[Records that describe figures]
---*---

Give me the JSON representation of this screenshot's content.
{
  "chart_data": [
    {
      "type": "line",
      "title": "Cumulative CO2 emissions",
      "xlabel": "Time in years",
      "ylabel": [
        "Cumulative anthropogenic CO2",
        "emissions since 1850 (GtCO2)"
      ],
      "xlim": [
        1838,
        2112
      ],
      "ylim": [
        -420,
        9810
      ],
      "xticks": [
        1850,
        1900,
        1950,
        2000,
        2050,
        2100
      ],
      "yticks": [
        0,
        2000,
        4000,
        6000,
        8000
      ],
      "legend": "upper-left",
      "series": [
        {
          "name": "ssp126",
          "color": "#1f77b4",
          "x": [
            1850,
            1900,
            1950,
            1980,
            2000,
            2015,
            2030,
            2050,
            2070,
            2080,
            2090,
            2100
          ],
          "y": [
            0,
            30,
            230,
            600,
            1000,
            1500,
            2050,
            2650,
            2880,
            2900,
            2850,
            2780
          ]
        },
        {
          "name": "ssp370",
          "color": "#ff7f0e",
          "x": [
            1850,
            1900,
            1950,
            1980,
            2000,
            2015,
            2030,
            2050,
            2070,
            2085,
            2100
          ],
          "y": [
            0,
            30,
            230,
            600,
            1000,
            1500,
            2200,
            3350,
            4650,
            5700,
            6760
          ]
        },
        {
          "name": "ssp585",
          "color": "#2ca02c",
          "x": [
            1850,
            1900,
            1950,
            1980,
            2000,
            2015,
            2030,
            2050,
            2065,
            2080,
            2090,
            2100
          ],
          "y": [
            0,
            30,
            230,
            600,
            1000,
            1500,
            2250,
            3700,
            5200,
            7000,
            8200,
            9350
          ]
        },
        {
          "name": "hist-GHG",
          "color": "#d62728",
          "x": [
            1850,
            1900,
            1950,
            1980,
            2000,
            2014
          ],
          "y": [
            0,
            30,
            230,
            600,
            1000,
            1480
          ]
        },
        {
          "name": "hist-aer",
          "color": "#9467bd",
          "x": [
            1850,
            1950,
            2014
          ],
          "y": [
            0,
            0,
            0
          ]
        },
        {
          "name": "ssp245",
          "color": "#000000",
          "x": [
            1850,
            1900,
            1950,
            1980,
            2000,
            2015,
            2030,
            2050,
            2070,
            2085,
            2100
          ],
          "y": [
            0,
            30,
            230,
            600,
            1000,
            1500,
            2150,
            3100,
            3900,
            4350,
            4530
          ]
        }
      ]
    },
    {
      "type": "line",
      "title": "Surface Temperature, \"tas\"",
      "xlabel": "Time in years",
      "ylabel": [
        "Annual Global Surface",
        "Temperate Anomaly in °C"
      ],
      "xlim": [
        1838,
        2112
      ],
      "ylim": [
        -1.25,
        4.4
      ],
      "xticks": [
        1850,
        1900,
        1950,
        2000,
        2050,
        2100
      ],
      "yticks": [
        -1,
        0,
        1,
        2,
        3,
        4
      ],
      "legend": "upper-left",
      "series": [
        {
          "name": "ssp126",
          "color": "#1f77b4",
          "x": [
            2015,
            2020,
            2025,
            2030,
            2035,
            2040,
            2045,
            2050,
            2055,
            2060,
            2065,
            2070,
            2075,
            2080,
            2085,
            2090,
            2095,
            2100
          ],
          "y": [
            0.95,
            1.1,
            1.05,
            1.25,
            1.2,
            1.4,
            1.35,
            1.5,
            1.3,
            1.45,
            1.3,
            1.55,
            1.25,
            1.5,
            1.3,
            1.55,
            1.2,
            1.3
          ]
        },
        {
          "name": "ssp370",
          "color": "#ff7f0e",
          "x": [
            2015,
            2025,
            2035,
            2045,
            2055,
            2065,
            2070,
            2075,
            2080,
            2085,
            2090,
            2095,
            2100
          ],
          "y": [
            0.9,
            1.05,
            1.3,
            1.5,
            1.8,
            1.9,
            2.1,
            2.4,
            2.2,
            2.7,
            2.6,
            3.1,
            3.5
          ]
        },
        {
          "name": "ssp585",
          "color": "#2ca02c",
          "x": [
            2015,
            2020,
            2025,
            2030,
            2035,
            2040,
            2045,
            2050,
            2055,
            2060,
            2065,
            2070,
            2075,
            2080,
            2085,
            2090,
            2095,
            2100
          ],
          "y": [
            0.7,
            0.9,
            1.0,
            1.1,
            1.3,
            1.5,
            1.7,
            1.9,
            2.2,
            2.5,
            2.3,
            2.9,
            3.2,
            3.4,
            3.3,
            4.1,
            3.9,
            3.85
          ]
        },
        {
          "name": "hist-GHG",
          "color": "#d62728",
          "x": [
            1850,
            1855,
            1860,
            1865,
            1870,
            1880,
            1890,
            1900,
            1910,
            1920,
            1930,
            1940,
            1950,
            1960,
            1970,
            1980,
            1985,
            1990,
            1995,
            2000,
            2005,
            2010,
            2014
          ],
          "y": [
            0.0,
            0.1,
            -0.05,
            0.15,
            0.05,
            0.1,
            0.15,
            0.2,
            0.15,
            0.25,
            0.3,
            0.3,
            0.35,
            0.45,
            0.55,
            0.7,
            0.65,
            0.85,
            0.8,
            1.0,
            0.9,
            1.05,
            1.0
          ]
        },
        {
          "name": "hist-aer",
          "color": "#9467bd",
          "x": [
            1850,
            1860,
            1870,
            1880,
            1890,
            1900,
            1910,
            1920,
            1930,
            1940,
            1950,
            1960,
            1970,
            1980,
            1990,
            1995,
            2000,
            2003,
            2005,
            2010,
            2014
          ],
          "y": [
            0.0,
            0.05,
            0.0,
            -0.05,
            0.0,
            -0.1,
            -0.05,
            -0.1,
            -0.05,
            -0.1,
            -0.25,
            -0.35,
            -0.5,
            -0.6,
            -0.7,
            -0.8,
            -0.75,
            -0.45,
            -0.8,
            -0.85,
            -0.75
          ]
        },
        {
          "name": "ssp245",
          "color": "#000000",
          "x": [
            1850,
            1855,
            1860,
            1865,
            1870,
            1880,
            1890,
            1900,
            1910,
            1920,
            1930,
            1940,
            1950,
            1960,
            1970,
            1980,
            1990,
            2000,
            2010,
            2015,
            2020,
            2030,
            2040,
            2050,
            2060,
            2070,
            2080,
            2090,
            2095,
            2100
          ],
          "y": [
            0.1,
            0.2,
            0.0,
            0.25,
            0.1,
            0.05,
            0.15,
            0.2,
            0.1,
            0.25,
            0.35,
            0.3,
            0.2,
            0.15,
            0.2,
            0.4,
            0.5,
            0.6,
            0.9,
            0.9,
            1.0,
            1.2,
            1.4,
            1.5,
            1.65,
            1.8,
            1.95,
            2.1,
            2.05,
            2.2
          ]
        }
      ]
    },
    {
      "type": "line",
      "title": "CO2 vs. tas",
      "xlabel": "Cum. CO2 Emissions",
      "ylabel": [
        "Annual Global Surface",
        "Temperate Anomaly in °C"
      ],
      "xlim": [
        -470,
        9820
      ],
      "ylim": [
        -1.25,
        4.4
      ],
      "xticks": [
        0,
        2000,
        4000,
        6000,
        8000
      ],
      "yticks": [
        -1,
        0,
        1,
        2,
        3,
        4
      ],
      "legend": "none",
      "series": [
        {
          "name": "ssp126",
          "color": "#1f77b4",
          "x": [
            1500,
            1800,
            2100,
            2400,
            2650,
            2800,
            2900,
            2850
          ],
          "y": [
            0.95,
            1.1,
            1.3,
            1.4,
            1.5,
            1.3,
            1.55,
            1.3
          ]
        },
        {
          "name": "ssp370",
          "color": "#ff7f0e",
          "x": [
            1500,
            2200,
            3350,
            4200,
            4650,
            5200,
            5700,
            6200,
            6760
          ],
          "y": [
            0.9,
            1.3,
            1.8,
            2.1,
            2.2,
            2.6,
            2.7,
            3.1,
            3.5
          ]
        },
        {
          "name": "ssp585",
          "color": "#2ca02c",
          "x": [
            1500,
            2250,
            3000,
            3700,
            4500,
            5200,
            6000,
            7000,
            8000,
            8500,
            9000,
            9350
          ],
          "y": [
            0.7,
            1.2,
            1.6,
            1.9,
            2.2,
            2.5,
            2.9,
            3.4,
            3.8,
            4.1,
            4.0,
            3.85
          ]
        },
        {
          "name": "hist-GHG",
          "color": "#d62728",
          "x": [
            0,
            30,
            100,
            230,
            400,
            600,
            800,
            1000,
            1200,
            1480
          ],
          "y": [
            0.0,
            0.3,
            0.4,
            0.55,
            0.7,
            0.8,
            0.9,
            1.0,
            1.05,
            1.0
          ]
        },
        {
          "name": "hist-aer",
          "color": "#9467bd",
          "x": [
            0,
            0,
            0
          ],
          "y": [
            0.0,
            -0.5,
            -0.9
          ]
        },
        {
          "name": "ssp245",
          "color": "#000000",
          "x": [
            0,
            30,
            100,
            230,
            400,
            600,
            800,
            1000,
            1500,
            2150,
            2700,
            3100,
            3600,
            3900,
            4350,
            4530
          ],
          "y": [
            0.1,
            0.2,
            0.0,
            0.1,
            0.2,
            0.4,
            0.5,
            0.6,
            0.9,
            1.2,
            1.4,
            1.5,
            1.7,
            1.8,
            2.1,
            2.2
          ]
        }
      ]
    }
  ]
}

---*---

* **Objective**:
Report the number of lines of the listing above that hold the string "Cumulative", with no other text.

* **Task response**:
2